### Work required
Extract each line of the data below exactly as written.

■ ■ ■

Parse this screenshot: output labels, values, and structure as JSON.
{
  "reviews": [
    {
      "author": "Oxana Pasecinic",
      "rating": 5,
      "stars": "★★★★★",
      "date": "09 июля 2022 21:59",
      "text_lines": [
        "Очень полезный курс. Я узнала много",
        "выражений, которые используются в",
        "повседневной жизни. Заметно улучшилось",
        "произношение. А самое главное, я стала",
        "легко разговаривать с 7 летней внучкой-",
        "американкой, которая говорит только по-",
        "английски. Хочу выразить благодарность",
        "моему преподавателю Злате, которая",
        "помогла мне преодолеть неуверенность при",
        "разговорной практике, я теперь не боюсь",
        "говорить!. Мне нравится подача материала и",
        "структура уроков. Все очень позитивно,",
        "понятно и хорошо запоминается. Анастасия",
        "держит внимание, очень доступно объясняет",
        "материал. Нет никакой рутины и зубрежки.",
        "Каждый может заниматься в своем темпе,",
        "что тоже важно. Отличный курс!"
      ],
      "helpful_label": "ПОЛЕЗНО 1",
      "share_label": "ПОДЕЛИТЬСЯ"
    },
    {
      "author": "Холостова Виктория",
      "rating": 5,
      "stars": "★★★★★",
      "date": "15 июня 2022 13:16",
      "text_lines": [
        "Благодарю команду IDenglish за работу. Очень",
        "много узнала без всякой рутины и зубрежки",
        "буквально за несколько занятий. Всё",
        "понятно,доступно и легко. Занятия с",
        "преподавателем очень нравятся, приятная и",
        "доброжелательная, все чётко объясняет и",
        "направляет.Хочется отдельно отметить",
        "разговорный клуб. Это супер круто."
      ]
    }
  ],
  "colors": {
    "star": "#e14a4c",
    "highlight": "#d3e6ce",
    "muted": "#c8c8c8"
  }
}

■ ■ ■

### Solution to this problem
Parse this screenshot: output labels, values, and structure as JSON.
{
  "reviews": [
    {
      "author": "Oxana Pasecinic",
      "rating": 5,
      "stars": "★★★★★",
      "date": "09 июля 2022 21:59",
      "text_lines": [
        "Очень полезный курс. Я узнала много",
        "выражений, которые используются в",
        "повседневной жизни. Заметно улучшилось",
        "произношение. А самое главное, я стала",
        "легко разговаривать с 7 летней внучкой-",
        "американкой, которая говорит только по-",
        "английски. Хочу выразить благодарность",
        "моему преподавателю Злате, которая",
        "помогла мне преодолеть неуверенность при",
        "разговорной практике, я теперь не боюсь",
        "говорить!. Мне нравится подача материала и",
        "структура уроков. Все очень позитивно,",
        "понятно и хорошо запоминается. Анастасия",
        "держит внимание, очень доступно объясняет",
        "материал. Нет никакой рутины и зубрежки.",
        "Каждый может заниматься в своем темпе,",
        "что тоже важно. Отличный курс!"
      ],
      "helpful_label": "ПОЛЕЗНО 1",
      "share_label": "ПОДЕЛИТЬСЯ"
    },
    {
      "author": "Холостова Виктория",
      "rating": 5,
      "stars": "★★★★★",
      "date": "15 июня 2022 13:16",
      "text_lines": [
        "Благодарю команду IDenglish за работу. Очень",
        "много узнала без всякой рутины и зубрежки",
        "буквально за несколько занятий. Всё",
        "понятно,доступно и легко. Занятия с",
        "преподавателем очень нравятся, приятная и",
        "доброжелательная, все чётко объясняет и",
        "направляет.Хочется отдельно отметить",
        "разговорный клуб. Это супер круто."
      ]
    }
  ],
  "colors": {
    "star": "#e14a4c",
    "highlight": "#d3e6ce",
    "muted": "#c8c8c8"
  }
}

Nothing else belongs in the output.